(Extracted records)
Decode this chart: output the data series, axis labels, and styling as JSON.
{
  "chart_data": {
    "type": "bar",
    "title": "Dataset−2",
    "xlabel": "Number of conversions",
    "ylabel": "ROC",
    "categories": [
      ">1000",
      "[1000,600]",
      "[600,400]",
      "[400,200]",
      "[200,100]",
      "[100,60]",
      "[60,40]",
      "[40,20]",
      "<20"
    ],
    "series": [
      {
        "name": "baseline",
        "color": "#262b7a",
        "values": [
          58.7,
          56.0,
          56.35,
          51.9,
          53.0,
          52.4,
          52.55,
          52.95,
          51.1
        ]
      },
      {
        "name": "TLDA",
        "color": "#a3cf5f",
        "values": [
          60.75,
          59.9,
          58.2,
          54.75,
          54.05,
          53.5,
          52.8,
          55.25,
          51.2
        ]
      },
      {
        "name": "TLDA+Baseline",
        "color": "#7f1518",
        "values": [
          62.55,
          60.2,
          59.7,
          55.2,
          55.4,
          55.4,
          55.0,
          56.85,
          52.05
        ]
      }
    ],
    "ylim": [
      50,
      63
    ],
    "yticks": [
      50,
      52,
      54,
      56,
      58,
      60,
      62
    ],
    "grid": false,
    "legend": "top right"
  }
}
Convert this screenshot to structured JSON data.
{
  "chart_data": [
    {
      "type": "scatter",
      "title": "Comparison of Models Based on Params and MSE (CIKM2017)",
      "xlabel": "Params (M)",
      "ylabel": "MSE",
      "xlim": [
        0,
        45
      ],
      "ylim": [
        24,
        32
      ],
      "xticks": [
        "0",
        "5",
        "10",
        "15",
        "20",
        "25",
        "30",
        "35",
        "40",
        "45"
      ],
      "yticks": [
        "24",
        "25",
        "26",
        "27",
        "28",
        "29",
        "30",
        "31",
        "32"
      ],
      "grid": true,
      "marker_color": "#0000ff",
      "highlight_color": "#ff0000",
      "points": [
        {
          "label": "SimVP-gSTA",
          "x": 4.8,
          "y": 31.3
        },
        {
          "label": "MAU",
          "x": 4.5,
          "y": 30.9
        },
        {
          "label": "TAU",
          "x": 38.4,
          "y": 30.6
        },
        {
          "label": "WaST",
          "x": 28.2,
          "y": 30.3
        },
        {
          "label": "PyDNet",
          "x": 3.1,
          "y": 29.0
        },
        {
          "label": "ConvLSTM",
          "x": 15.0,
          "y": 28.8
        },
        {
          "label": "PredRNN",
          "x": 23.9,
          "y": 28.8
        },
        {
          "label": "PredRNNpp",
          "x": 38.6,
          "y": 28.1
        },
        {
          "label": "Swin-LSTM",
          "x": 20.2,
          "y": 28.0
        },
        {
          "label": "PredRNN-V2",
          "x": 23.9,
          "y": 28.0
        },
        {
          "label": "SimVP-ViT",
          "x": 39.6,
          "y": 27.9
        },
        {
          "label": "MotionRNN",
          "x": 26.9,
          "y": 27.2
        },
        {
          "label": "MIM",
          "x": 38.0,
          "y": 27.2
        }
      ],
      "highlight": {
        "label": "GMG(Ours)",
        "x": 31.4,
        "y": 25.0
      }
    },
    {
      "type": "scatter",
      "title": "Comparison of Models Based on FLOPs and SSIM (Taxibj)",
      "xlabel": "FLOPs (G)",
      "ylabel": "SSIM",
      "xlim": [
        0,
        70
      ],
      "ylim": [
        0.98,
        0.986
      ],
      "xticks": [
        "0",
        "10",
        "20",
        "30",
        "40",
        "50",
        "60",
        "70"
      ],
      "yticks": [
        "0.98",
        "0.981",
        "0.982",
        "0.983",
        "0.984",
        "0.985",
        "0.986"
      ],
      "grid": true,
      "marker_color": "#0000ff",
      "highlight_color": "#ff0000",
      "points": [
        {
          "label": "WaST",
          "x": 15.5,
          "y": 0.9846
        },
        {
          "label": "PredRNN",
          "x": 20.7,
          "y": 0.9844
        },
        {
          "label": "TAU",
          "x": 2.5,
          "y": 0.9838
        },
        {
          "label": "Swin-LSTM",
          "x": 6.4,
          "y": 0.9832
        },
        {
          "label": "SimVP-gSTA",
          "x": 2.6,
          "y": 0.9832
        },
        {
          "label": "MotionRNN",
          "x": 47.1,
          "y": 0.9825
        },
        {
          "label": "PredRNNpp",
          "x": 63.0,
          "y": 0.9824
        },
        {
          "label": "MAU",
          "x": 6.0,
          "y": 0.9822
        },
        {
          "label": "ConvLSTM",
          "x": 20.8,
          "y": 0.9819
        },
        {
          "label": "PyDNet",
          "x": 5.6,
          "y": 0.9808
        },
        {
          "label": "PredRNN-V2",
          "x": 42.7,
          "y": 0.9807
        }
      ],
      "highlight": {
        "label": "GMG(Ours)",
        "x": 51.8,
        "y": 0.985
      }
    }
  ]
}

(Task directions)
Please output the complete data exactly.

(Written solution)
Decode this chart: output the data series, axis labels, and styling as JSON.
{
  "chart_data": {
    "type": "bar",
    "title": "Dataset−2",
    "xlabel": "Number of conversions",
    "ylabel": "ROC",
    "categories": [
      ">1000",
      "[1000,600]",
      "[600,400]",
      "[400,200]",
      "[200,100]",
      "[100,60]",
      "[60,40]",
      "[40,20]",
      "<20"
    ],
    "series": [
      {
        "name": "baseline",
        "color": "#262b7a",
        "values": [
          58.7,
          56.0,
          56.35,
          51.9,
          53.0,
          52.4,
          52.55,
          52.95,
          51.1
        ]
      },
      {
        "name": "TLDA",
        "color": "#a3cf5f",
        "values": [
          60.75,
          59.9,
          58.2,
          54.75,
          54.05,
          53.5,
          52.8,
          55.25,
          51.2
        ]
      },
      {
        "name": "TLDA+Baseline",
        "color": "#7f1518",
        "values": [
          62.55,
          60.2,
          59.7,
          55.2,
          55.4,
          55.4,
          55.0,
          56.85,
          52.05
        ]
      }
    ],
    "ylim": [
      50,
      63
    ],
    "yticks": [
      50,
      52,
      54,
      56,
      58,
      60,
      62
    ],
    "grid": false,
    "legend": "top right"
  }
}
Convert this screenshot to structured JSON data.
{
  "chart_data": [
    {
      "type": "scatter",
      "title": "Comparison of Models Based on Params and MSE (CIKM2017)",
      "xlabel": "Params (M)",
      "ylabel": "MSE",
      "xlim": [
        0,
        45
      ],
      "ylim": [
        24,
        32
      ],
      "xticks": [
        "0",
        "5",
        "10",
        "15",
        "20",
        "25",
        "30",
        "35",
        "40",
        "45"
      ],
      "yticks": [
        "24",
        "25",
        "26",
        "27",
        "28",
        "29",
        "30",
        "31",
        "32"
      ],
      "grid": true,
      "marker_color": "#0000ff",
      "highlight_color": "#ff0000",
      "points": [
        {
          "label": "SimVP-gSTA",
          "x": 4.8,
          "y": 31.3
        },
        {
          "label": "MAU",
          "x": 4.5,
          "y": 30.9
        },
        {
          "label": "TAU",
          "x": 38.4,
          "y": 30.6
        },
        {
          "label": "WaST",
          "x": 28.2,
          "y": 30.3
        },
        {
          "label": "PyDNet",
          "x": 3.1,
          "y": 29.0
        },
        {
          "label": "ConvLSTM",
          "x": 15.0,
          "y": 28.8
        },
        {
          "label": "PredRNN",
          "x": 23.9,
          "y": 28.8
        },
        {
          "label": "PredRNNpp",
          "x": 38.6,
          "y": 28.1
        },
        {
          "label": "Swin-LSTM",
          "x": 20.2,
          "y": 28.0
        },
        {
          "label": "PredRNN-V2",
          "x": 23.9,
          "y": 28.0
        },
        {
          "label": "SimVP-ViT",
          "x": 39.6,
          "y": 27.9
        },
        {
          "label": "MotionRNN",
          "x": 26.9,
          "y": 27.2
        },
        {
          "label": "MIM",
          "x": 38.0,
          "y": 27.2
        }
      ],
      "highlight": {
        "label": "GMG(Ours)",
        "x": 31.4,
        "y": 25.0
      }
    },
    {
      "type": "scatter",
      "title": "Comparison of Models Based on FLOPs and SSIM (Taxibj)",
      "xlabel": "FLOPs (G)",
      "ylabel": "SSIM",
      "xlim": [
        0,
        70
      ],
      "ylim": [
        0.98,
        0.986
      ],
      "xticks": [
        "0",
        "10",
        "20",
        "30",
        "40",
        "50",
        "60",
        "70"
      ],
      "yticks": [
        "0.98",
        "0.981",
        "0.982",
        "0.983",
        "0.984",
        "0.985",
        "0.986"
      ],
      "grid": true,
      "marker_color": "#0000ff",
      "highlight_color": "#ff0000",
      "points": [
        {
          "label": "WaST",
          "x": 15.5,
          "y": 0.9846
        },
        {
          "label": "PredRNN",
          "x": 20.7,
          "y": 0.9844
        },
        {
          "label": "TAU",
          "x": 2.5,
          "y": 0.9838
        },
        {
          "label": "Swin-LSTM",
          "x": 6.4,
          "y": 0.9832
        },
        {
          "label": "SimVP-gSTA",
          "x": 2.6,
          "y": 0.9832
        },
        {
          "label": "MotionRNN",
          "x": 47.1,
          "y": 0.9825
        },
        {
          "label": "PredRNNpp",
          "x": 63.0,
          "y": 0.9824
        },
        {
          "label": "MAU",
          "x": 6.0,
          "y": 0.9822
        },
        {
          "label": "ConvLSTM",
          "x": 20.8,
          "y": 0.9819
        },
        {
          "label": "PyDNet",
          "x": 5.6,
          "y": 0.9808
        },
        {
          "label": "PredRNN-V2",
          "x": 42.7,
          "y": 0.9807
        }
      ],
      "highlight": {
        "label": "GMG(Ours)",
        "x": 51.8,
        "y": 0.985
      }
    }
  ]
}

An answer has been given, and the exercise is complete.